● Excerpted data:
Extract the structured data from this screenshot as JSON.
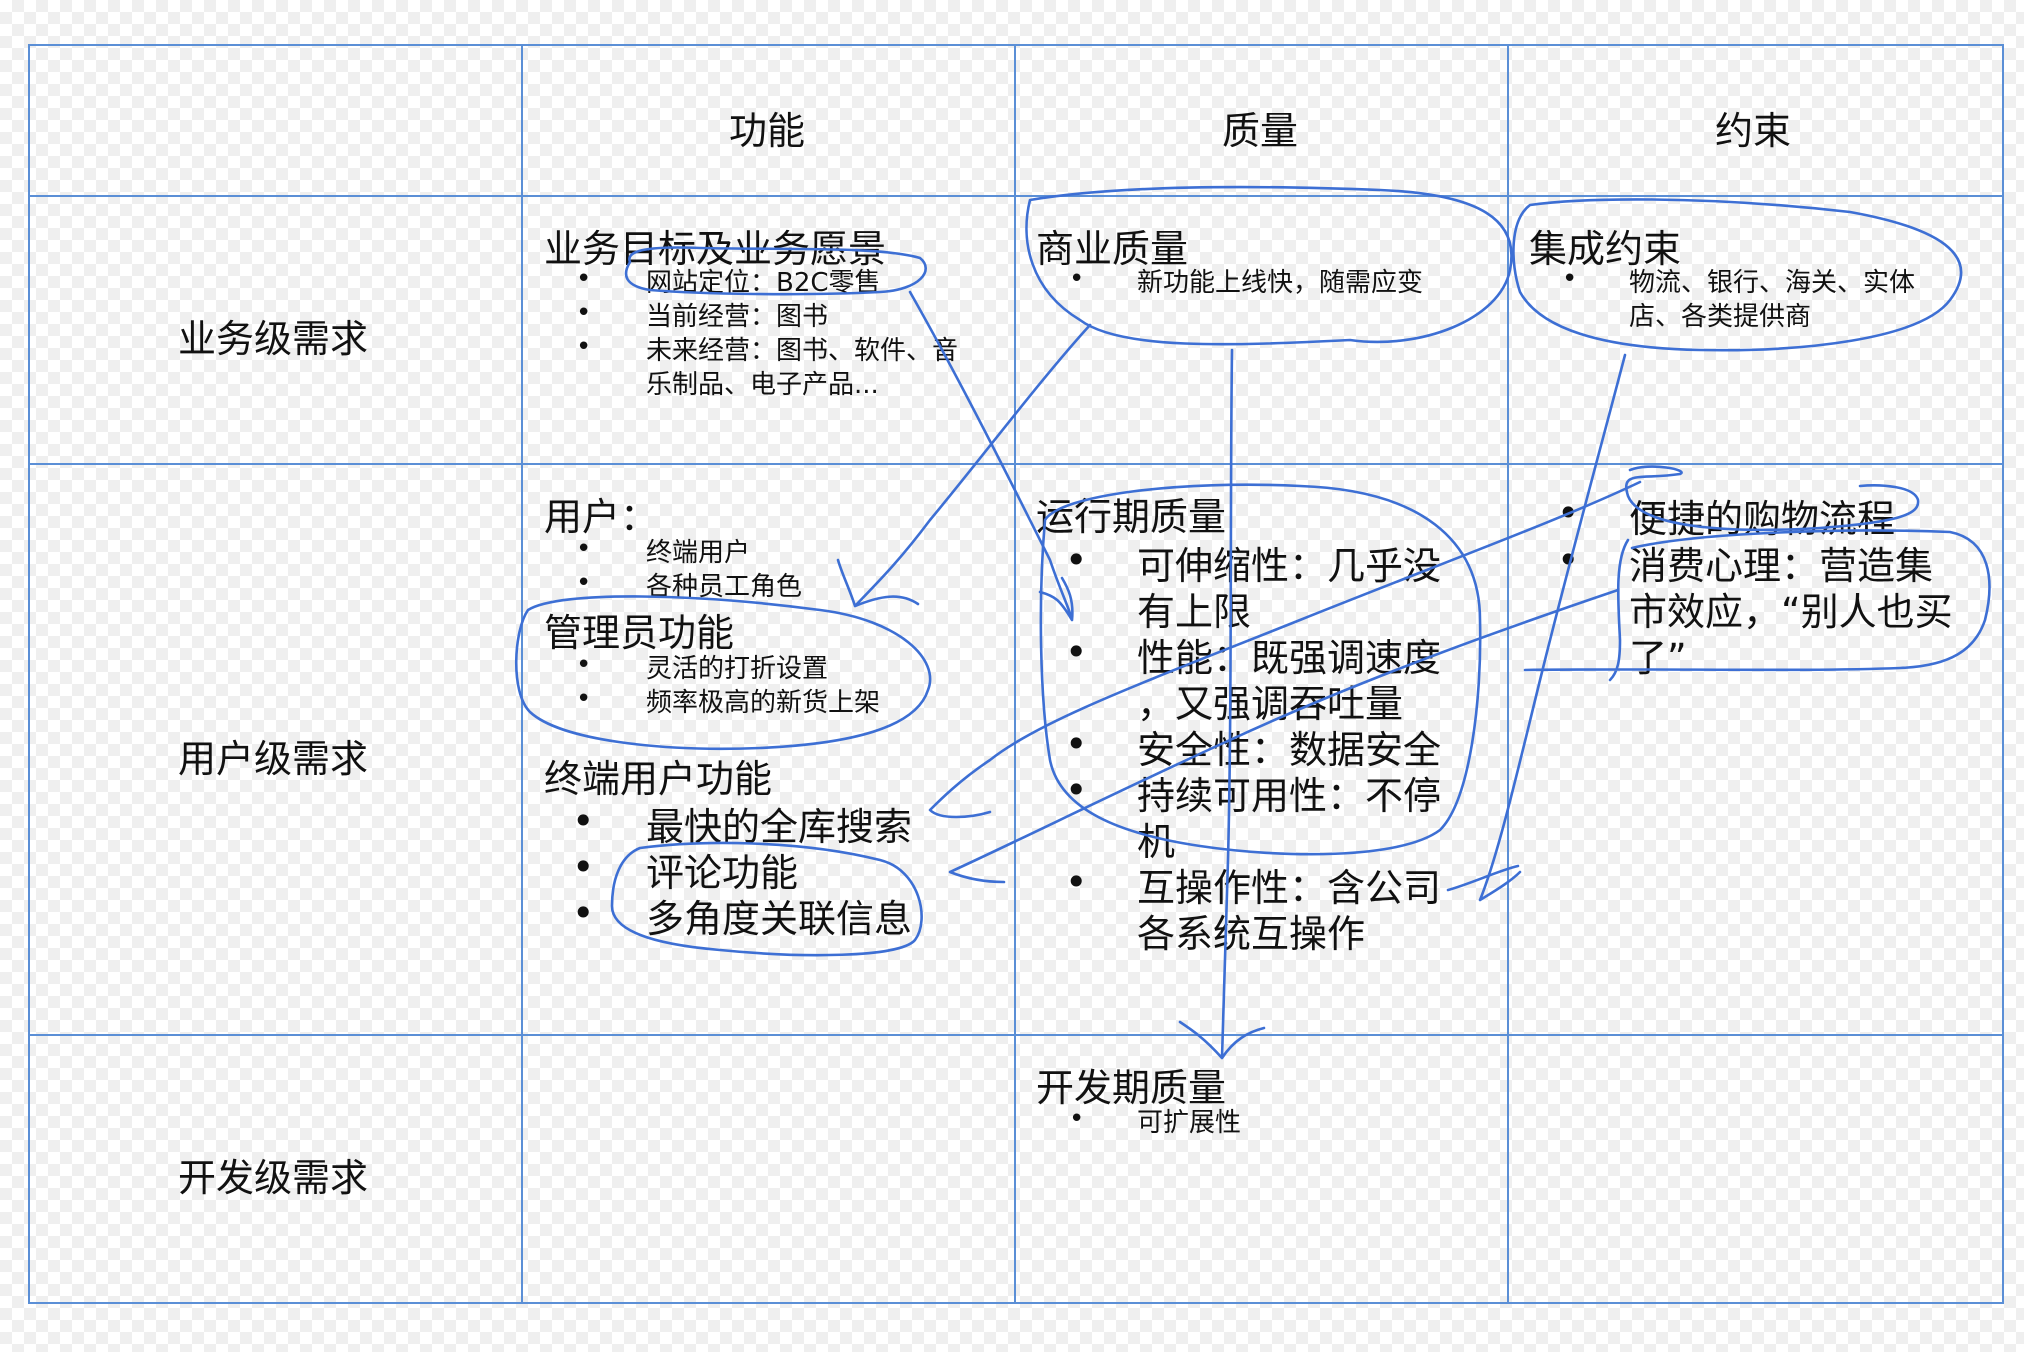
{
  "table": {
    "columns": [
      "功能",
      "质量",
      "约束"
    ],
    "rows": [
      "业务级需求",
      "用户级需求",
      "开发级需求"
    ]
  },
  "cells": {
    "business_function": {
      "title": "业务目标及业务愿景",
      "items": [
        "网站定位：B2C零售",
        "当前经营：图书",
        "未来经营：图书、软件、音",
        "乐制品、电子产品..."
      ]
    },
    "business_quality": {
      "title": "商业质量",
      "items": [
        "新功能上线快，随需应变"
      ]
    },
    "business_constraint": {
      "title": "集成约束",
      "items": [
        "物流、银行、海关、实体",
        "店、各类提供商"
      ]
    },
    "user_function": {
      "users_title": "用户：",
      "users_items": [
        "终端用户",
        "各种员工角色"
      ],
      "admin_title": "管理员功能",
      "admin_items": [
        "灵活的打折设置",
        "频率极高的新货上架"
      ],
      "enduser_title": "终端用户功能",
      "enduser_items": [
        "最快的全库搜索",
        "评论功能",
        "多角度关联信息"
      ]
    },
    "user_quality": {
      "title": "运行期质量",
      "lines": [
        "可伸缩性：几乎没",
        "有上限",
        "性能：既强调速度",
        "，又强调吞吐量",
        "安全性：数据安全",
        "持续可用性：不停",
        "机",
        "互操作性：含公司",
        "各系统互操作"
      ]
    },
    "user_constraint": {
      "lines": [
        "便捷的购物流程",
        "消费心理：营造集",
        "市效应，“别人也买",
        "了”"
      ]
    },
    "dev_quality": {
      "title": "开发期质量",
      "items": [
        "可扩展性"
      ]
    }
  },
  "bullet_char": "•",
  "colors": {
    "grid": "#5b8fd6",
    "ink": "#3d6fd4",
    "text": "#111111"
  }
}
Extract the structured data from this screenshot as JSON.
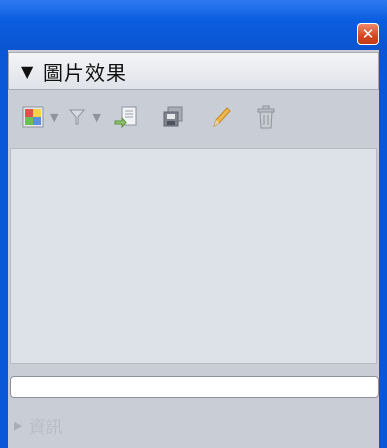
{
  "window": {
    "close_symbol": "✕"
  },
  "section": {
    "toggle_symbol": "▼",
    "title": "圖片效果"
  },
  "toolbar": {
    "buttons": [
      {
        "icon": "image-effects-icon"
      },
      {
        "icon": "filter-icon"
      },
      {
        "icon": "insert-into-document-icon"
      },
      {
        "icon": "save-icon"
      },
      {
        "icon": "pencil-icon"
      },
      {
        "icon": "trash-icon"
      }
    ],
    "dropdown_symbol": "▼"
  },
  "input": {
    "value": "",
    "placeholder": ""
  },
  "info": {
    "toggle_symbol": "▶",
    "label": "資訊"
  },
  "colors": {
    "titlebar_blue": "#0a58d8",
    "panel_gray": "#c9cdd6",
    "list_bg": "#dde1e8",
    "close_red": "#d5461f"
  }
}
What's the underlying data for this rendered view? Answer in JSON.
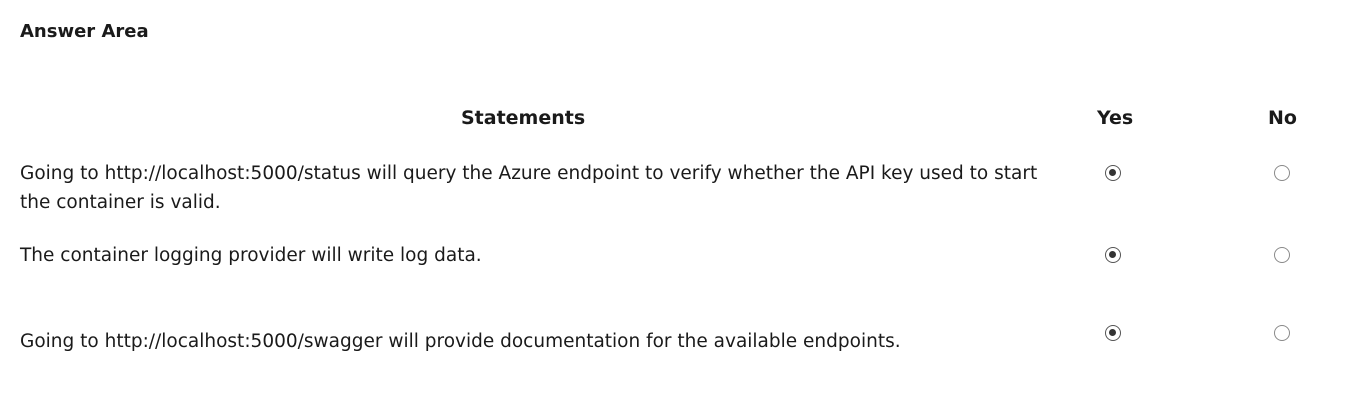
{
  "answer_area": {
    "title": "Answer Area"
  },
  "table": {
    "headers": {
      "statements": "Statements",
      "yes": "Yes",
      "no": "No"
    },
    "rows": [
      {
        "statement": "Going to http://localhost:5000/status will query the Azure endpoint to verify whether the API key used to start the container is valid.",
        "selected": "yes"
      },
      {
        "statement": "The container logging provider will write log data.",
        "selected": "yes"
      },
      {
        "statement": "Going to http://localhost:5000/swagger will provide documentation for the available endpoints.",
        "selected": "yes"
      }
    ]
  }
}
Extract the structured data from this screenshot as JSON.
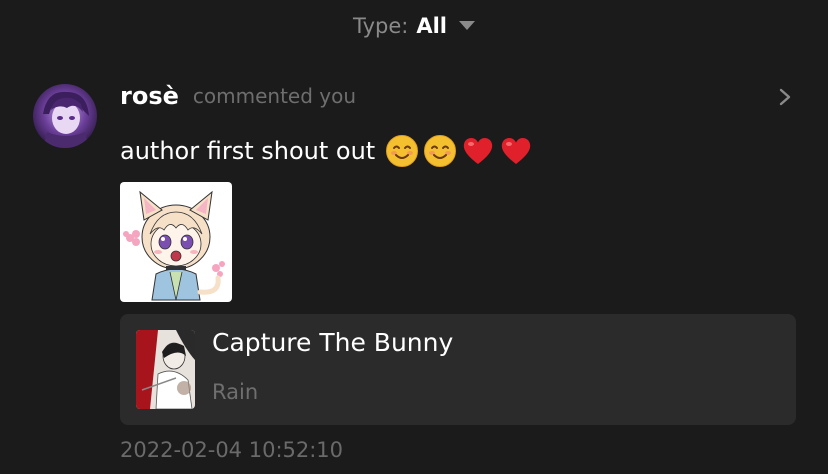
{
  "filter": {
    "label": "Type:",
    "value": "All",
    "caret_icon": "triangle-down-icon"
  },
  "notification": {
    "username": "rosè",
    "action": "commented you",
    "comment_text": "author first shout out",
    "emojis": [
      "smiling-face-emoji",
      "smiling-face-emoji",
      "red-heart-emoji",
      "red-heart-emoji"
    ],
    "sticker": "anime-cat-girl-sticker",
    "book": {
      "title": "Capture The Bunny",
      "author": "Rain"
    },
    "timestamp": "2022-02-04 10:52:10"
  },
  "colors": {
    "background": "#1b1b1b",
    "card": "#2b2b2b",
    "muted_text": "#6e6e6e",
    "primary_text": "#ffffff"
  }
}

● Exercise requirements: The records above must be transcribed exactly. Pictures are left out of the copy.

● Written solution:
Extract the structured data from this screenshot as JSON.
{
  "table": {
    "columns": [
      "功能",
      "质量",
      "约束"
    ],
    "rows": [
      "业务级需求",
      "用户级需求",
      "开发级需求"
    ]
  },
  "cells": {
    "business_function": {
      "title": "业务目标及业务愿景",
      "items": [
        "网站定位：B2C零售",
        "当前经营：图书",
        "未来经营：图书、软件、音",
        "乐制品、电子产品..."
      ]
    },
    "business_quality": {
      "title": "商业质量",
      "items": [
        "新功能上线快，随需应变"
      ]
    },
    "business_constraint": {
      "title": "集成约束",
      "items": [
        "物流、银行、海关、实体",
        "店、各类提供商"
      ]
    },
    "user_function": {
      "users_title": "用户：",
      "users_items": [
        "终端用户",
        "各种员工角色"
      ],
      "admin_title": "管理员功能",
      "admin_items": [
        "灵活的打折设置",
        "频率极高的新货上架"
      ],
      "enduser_title": "终端用户功能",
      "enduser_items": [
        "最快的全库搜索",
        "评论功能",
        "多角度关联信息"
      ]
    },
    "user_quality": {
      "title": "运行期质量",
      "lines": [
        "可伸缩性：几乎没",
        "有上限",
        "性能：既强调速度",
        "，又强调吞吐量",
        "安全性：数据安全",
        "持续可用性：不停",
        "机",
        "互操作性：含公司",
        "各系统互操作"
      ]
    },
    "user_constraint": {
      "lines": [
        "便捷的购物流程",
        "消费心理：营造集",
        "市效应，“别人也买",
        "了”"
      ]
    },
    "dev_quality": {
      "title": "开发期质量",
      "items": [
        "可扩展性"
      ]
    }
  },
  "bullet_char": "•",
  "colors": {
    "grid": "#5b8fd6",
    "ink": "#3d6fd4",
    "text": "#111111"
  }
}
Extract the structured data from this screenshot as JSON.
{
  "window": {
    "close_symbol": "✕"
  },
  "section": {
    "toggle_symbol": "▼",
    "title": "圖片效果"
  },
  "toolbar": {
    "buttons": [
      {
        "icon": "image-effects-icon"
      },
      {
        "icon": "filter-icon"
      },
      {
        "icon": "insert-into-document-icon"
      },
      {
        "icon": "save-icon"
      },
      {
        "icon": "pencil-icon"
      },
      {
        "icon": "trash-icon"
      }
    ],
    "dropdown_symbol": "▼"
  },
  "input": {
    "value": "",
    "placeholder": ""
  },
  "info": {
    "toggle_symbol": "▶",
    "label": "資訊"
  },
  "colors": {
    "titlebar_blue": "#0a58d8",
    "panel_gray": "#c9cdd6",
    "list_bg": "#dde1e8",
    "close_red": "#d5461f"
  }
}
What's the underlying data for this rendered view? Answer in JSON.
{
  "answer_area": {
    "title": "Answer Area"
  },
  "table": {
    "headers": {
      "statements": "Statements",
      "yes": "Yes",
      "no": "No"
    },
    "rows": [
      {
        "statement": "Going to http://localhost:5000/status will query the Azure endpoint to verify whether the API key used to start the container is valid.",
        "selected": "yes"
      },
      {
        "statement": "The container logging provider will write log data.",
        "selected": "yes"
      },
      {
        "statement": "Going to http://localhost:5000/swagger will provide documentation for the available endpoints.",
        "selected": "yes"
      }
    ]
  }
}
Extract the structured data from this screenshot as JSON.
{
  "filter": {
    "label": "Type:",
    "value": "All",
    "caret_icon": "triangle-down-icon"
  },
  "notification": {
    "username": "rosè",
    "action": "commented you",
    "comment_text": "author first shout out",
    "emojis": [
      "smiling-face-emoji",
      "smiling-face-emoji",
      "red-heart-emoji",
      "red-heart-emoji"
    ],
    "sticker": "anime-cat-girl-sticker",
    "book": {
      "title": "Capture The Bunny",
      "author": "Rain"
    },
    "timestamp": "2022-02-04 10:52:10"
  },
  "colors": {
    "background": "#1b1b1b",
    "card": "#2b2b2b",
    "muted_text": "#6e6e6e",
    "primary_text": "#ffffff"
  }
}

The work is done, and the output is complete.